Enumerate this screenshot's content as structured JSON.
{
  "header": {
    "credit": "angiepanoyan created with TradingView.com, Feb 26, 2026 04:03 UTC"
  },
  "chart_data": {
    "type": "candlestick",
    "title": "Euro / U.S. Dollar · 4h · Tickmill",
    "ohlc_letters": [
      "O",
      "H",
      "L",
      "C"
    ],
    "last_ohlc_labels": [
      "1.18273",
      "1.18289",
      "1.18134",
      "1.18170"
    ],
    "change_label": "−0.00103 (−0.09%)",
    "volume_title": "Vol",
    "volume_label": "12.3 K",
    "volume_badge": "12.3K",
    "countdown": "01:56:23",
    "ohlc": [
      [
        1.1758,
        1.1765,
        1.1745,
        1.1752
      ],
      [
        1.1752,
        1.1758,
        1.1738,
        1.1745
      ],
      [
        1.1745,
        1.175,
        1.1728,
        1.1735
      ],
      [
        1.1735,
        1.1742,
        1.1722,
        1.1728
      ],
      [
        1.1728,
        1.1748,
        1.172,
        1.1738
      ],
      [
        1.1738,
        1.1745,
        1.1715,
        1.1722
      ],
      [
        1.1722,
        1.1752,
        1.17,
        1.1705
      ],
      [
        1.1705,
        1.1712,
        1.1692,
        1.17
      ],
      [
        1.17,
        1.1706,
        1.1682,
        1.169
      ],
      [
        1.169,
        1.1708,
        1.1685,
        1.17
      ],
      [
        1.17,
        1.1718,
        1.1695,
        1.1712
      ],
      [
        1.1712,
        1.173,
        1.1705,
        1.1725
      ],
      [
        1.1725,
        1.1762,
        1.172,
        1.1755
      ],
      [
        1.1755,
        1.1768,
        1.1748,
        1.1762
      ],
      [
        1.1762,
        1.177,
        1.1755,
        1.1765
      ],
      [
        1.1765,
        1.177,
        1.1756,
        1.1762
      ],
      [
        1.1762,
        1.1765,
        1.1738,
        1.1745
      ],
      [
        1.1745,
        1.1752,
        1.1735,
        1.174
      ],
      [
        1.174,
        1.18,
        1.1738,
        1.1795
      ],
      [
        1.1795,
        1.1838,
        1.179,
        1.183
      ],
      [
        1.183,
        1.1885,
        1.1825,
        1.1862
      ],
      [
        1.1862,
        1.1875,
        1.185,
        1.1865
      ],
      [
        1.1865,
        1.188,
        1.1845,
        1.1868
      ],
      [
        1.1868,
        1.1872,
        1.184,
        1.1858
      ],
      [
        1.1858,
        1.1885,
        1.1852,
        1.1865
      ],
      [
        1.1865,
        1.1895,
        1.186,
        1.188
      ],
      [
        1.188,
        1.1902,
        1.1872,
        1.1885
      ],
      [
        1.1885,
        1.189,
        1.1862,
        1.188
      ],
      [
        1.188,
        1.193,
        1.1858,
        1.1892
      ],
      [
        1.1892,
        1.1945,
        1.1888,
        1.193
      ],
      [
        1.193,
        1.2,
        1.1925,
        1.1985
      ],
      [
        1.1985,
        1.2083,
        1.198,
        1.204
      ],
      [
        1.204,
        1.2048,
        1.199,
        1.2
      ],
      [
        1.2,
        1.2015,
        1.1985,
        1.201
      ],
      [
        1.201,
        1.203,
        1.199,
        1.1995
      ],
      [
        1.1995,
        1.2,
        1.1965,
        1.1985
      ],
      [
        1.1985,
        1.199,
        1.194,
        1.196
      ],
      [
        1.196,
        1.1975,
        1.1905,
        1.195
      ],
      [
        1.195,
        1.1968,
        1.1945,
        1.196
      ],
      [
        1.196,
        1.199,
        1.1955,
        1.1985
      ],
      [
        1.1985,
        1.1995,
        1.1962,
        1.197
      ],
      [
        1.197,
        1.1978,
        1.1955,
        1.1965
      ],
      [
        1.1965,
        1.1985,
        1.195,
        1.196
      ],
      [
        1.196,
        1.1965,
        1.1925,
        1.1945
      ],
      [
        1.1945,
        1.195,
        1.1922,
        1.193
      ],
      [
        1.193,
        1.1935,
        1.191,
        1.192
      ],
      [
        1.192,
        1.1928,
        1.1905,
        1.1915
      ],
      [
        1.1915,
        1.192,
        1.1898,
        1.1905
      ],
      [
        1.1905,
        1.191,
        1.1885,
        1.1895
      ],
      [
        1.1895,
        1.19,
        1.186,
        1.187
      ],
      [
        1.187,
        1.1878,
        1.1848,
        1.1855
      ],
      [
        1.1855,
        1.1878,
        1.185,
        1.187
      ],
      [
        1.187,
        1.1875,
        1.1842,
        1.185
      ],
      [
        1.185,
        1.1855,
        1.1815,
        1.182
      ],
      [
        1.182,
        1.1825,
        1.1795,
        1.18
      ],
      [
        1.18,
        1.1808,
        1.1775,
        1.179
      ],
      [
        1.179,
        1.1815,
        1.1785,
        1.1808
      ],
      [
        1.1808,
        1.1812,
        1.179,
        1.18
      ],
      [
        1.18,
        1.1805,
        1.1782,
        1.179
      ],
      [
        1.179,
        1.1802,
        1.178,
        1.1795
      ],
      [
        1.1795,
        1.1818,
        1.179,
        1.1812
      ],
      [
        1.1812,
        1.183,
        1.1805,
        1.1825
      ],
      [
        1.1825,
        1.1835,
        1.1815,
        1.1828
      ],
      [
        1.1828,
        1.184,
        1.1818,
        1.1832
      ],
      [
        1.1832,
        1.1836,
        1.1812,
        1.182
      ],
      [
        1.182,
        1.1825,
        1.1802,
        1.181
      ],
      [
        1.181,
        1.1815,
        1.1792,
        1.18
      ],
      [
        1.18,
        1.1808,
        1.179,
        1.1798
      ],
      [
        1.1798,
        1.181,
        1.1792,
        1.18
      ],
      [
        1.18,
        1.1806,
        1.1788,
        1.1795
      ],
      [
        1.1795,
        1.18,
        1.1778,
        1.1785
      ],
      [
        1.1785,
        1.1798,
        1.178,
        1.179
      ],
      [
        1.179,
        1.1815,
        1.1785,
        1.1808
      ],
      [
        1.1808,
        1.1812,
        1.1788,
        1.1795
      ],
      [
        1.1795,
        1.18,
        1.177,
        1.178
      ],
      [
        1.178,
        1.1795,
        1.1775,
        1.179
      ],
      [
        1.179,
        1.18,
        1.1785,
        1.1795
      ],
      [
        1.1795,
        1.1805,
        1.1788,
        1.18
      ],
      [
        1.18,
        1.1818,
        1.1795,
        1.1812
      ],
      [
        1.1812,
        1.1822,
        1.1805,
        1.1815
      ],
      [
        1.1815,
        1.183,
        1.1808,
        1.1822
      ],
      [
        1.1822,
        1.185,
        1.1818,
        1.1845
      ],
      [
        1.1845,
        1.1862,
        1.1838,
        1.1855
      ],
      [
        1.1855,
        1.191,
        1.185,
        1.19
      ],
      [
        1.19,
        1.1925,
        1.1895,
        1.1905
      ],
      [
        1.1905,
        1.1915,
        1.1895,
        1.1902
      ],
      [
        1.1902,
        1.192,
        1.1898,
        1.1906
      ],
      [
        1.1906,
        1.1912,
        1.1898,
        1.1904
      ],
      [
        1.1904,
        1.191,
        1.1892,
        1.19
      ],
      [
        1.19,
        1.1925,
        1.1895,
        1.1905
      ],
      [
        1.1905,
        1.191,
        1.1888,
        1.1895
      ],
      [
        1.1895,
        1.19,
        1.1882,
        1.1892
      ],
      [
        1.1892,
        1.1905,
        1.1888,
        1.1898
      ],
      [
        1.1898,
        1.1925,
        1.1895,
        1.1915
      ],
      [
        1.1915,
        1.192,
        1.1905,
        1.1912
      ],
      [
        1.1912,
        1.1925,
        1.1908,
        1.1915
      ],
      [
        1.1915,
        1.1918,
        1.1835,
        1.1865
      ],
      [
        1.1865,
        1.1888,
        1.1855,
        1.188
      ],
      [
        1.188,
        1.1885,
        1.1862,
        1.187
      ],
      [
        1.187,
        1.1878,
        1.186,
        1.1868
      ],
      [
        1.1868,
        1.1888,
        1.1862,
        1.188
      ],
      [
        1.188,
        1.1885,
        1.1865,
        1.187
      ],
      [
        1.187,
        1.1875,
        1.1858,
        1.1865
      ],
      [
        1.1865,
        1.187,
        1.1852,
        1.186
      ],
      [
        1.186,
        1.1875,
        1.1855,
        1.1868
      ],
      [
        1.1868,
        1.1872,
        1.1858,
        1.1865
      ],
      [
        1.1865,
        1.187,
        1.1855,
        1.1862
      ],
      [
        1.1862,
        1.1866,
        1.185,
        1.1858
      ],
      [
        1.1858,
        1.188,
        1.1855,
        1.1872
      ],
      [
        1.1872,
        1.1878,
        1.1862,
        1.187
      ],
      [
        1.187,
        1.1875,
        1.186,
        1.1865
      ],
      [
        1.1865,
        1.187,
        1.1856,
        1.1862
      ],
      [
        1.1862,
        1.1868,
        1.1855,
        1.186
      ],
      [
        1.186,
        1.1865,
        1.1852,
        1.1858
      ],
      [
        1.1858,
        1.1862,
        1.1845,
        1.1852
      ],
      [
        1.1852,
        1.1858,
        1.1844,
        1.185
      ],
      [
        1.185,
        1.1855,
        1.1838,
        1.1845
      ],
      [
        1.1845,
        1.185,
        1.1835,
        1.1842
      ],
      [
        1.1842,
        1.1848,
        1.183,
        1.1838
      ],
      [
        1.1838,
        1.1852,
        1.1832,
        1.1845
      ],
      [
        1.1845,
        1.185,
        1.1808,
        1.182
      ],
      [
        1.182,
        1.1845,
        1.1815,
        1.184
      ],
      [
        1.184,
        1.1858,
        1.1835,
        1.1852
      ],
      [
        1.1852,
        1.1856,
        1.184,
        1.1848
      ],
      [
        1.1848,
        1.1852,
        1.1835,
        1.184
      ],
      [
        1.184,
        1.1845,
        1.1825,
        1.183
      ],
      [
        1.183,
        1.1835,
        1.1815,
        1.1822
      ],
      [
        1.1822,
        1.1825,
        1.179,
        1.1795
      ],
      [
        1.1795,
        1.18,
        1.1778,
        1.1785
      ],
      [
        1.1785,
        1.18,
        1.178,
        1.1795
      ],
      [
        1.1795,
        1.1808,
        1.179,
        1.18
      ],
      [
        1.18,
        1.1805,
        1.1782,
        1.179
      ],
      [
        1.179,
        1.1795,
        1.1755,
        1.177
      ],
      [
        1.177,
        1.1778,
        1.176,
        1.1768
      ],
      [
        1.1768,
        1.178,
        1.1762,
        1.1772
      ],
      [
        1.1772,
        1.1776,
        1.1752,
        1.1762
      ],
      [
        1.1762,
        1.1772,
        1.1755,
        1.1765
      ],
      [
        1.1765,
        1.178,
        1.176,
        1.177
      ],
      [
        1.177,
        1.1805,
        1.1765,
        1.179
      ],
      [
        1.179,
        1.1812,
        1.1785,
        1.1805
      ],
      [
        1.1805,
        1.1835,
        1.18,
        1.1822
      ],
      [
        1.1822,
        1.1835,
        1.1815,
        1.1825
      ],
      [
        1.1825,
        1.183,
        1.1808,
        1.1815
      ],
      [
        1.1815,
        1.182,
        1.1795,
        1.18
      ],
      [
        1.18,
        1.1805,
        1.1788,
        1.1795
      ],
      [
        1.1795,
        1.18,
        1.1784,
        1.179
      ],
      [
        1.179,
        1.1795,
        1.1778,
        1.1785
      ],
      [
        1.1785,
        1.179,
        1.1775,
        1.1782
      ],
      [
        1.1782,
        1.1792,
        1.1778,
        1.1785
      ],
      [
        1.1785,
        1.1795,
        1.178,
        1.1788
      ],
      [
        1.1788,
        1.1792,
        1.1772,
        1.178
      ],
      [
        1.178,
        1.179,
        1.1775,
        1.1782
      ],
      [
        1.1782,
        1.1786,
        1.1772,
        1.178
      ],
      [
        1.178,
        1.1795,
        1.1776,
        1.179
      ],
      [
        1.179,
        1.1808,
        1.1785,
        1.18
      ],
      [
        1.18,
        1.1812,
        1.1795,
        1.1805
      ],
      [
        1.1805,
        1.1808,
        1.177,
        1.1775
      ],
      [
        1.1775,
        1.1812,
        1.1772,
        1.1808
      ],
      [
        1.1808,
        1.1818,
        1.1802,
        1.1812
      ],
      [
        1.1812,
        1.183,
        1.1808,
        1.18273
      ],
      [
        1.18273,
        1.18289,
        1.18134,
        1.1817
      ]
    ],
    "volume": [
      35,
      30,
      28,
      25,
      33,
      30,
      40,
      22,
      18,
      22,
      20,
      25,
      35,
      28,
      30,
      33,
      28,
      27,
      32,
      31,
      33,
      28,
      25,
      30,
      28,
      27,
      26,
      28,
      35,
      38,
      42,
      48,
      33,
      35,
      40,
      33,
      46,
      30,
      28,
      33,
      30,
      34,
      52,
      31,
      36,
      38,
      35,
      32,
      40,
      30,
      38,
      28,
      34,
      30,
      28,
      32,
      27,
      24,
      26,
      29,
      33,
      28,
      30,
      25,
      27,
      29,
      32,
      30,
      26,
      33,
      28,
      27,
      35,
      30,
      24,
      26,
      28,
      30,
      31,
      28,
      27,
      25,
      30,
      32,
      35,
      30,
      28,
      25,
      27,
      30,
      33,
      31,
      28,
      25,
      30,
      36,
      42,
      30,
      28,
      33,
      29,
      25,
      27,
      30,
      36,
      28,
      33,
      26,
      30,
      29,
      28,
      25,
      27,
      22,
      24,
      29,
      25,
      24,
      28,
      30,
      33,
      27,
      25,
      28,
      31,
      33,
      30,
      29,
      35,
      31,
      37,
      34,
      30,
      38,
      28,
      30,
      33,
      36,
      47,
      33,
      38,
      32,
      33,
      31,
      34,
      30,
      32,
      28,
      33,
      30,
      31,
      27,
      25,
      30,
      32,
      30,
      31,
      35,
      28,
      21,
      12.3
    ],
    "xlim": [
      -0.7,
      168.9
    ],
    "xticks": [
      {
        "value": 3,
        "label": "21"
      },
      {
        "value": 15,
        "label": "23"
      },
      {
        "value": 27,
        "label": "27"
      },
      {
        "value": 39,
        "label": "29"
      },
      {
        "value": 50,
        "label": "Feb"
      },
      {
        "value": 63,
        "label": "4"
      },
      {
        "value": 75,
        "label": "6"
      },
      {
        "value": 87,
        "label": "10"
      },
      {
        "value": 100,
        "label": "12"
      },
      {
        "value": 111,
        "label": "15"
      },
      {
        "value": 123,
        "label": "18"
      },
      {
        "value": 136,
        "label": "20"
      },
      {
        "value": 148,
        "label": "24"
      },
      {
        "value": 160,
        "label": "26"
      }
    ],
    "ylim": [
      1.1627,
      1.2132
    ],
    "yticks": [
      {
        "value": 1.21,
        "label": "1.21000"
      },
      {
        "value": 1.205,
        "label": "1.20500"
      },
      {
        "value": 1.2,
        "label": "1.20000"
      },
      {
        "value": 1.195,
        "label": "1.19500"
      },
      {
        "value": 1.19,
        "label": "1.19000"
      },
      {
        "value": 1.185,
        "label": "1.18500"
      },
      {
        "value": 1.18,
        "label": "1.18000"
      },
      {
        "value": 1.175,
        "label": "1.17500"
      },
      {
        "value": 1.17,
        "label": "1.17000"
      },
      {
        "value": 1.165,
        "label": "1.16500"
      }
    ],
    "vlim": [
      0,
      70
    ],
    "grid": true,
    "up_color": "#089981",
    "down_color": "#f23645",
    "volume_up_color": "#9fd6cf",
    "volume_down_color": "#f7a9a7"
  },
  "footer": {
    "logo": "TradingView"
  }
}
========
* _DIRECTIVE_
Which lines of the data include "TradingView"? Copy each of them.

* _EXERCISE RESULT_
    "credit": "angiepanoyan created with TradingView.com, Feb 26, 2026 04:03 UTC"
    "logo": "TradingView"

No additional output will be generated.